## Description of the task
Output the entries word for word. Omit images.

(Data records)

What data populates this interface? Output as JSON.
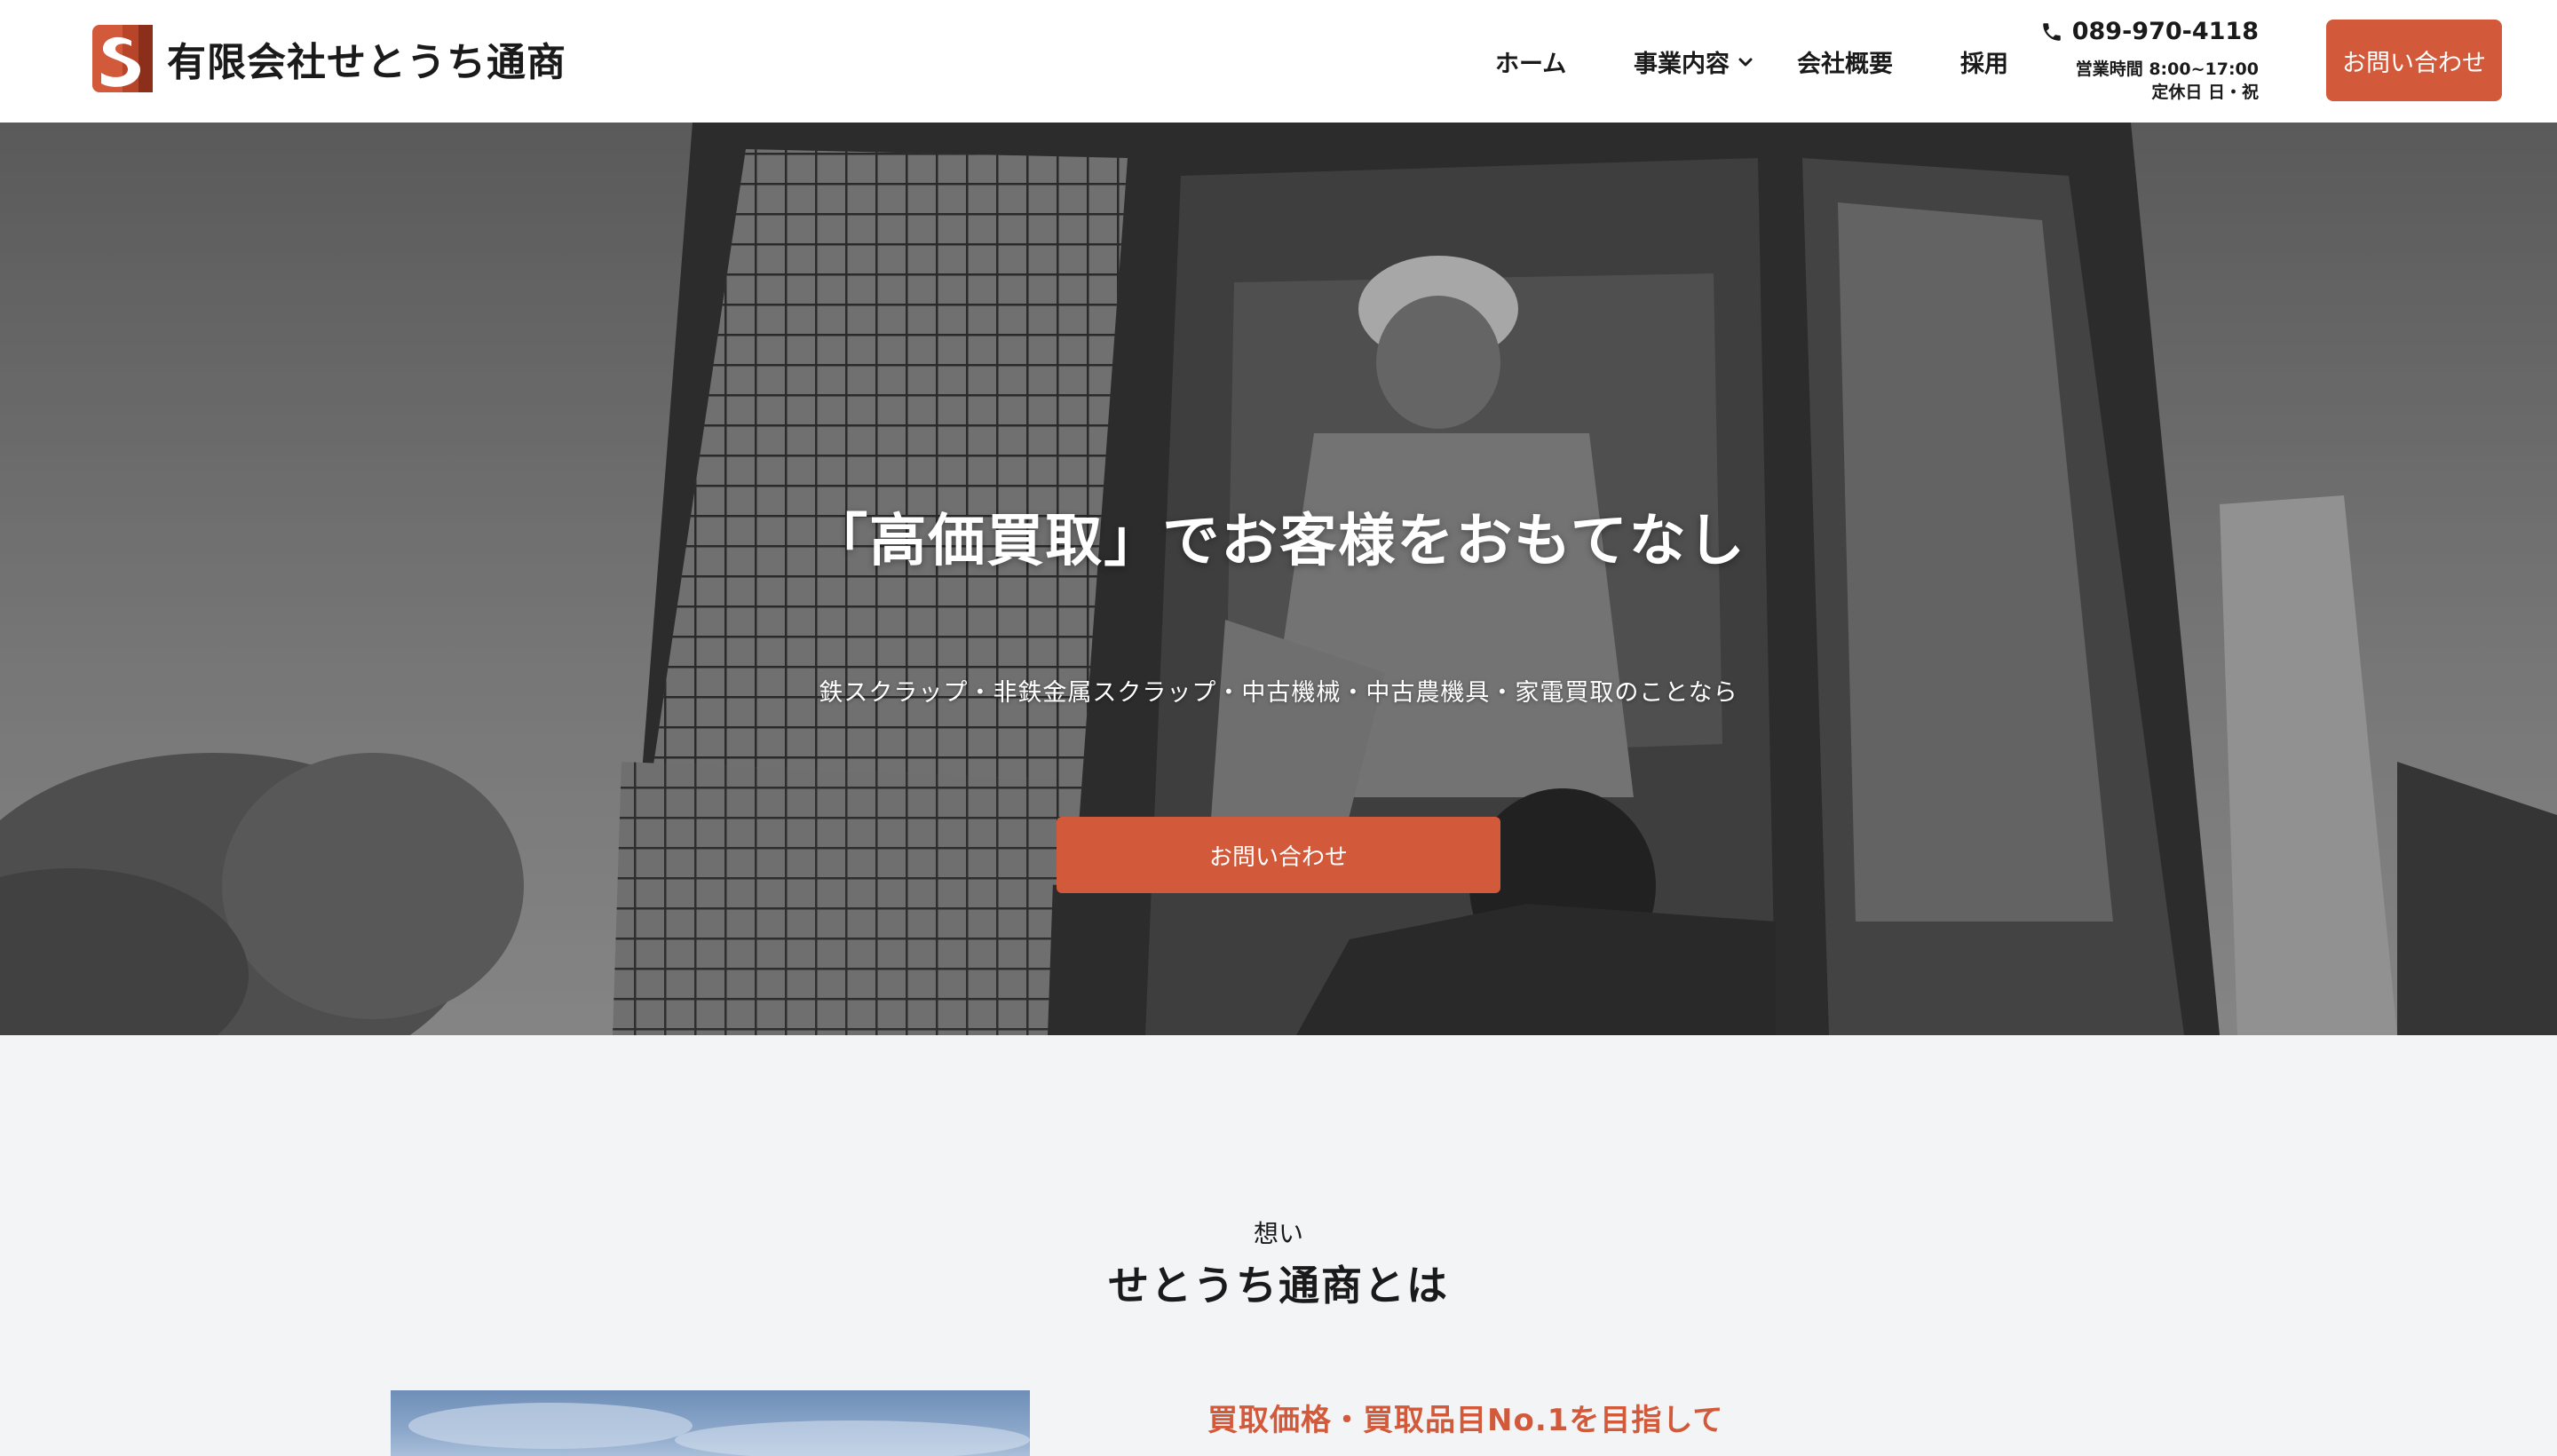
{
  "brand": {
    "name": "有限会社せとうち通商",
    "accent": "#d2593a"
  },
  "nav": {
    "home": "ホーム",
    "services": "事業内容",
    "company": "会社概要",
    "recruit": "採用"
  },
  "contact": {
    "phone": "089-970-4118",
    "hours": "営業時間 8:00~17:00",
    "closed": "定休日 日・祝",
    "cta_label": "お問い合わせ"
  },
  "hero": {
    "title": "「高価買取」でお客様をおもてなし",
    "subtitle": "鉄スクラップ・非鉄金属スクラップ・中古機械・中古農機具・家電買取のことなら",
    "cta_label": "お問い合わせ"
  },
  "about": {
    "eyebrow": "想い",
    "title": "せとうち通商とは",
    "heading": "買取価格・買取品目No.1を目指して"
  },
  "icons": {
    "logo": "logo-mark-icon",
    "dropdown": "chevron-down-icon",
    "phone": "phone-icon"
  }
}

## Finished answer
What data populates this interface? Output as JSON.
{
  "brand": {
    "name": "有限会社せとうち通商",
    "accent": "#d2593a"
  },
  "nav": {
    "home": "ホーム",
    "services": "事業内容",
    "company": "会社概要",
    "recruit": "採用"
  },
  "contact": {
    "phone": "089-970-4118",
    "hours": "営業時間 8:00~17:00",
    "closed": "定休日 日・祝",
    "cta_label": "お問い合わせ"
  },
  "hero": {
    "title": "「高価買取」でお客様をおもてなし",
    "subtitle": "鉄スクラップ・非鉄金属スクラップ・中古機械・中古農機具・家電買取のことなら",
    "cta_label": "お問い合わせ"
  },
  "about": {
    "eyebrow": "想い",
    "title": "せとうち通商とは",
    "heading": "買取価格・買取品目No.1を目指して"
  },
  "icons": {
    "logo": "logo-mark-icon",
    "dropdown": "chevron-down-icon",
    "phone": "phone-icon"
  }
}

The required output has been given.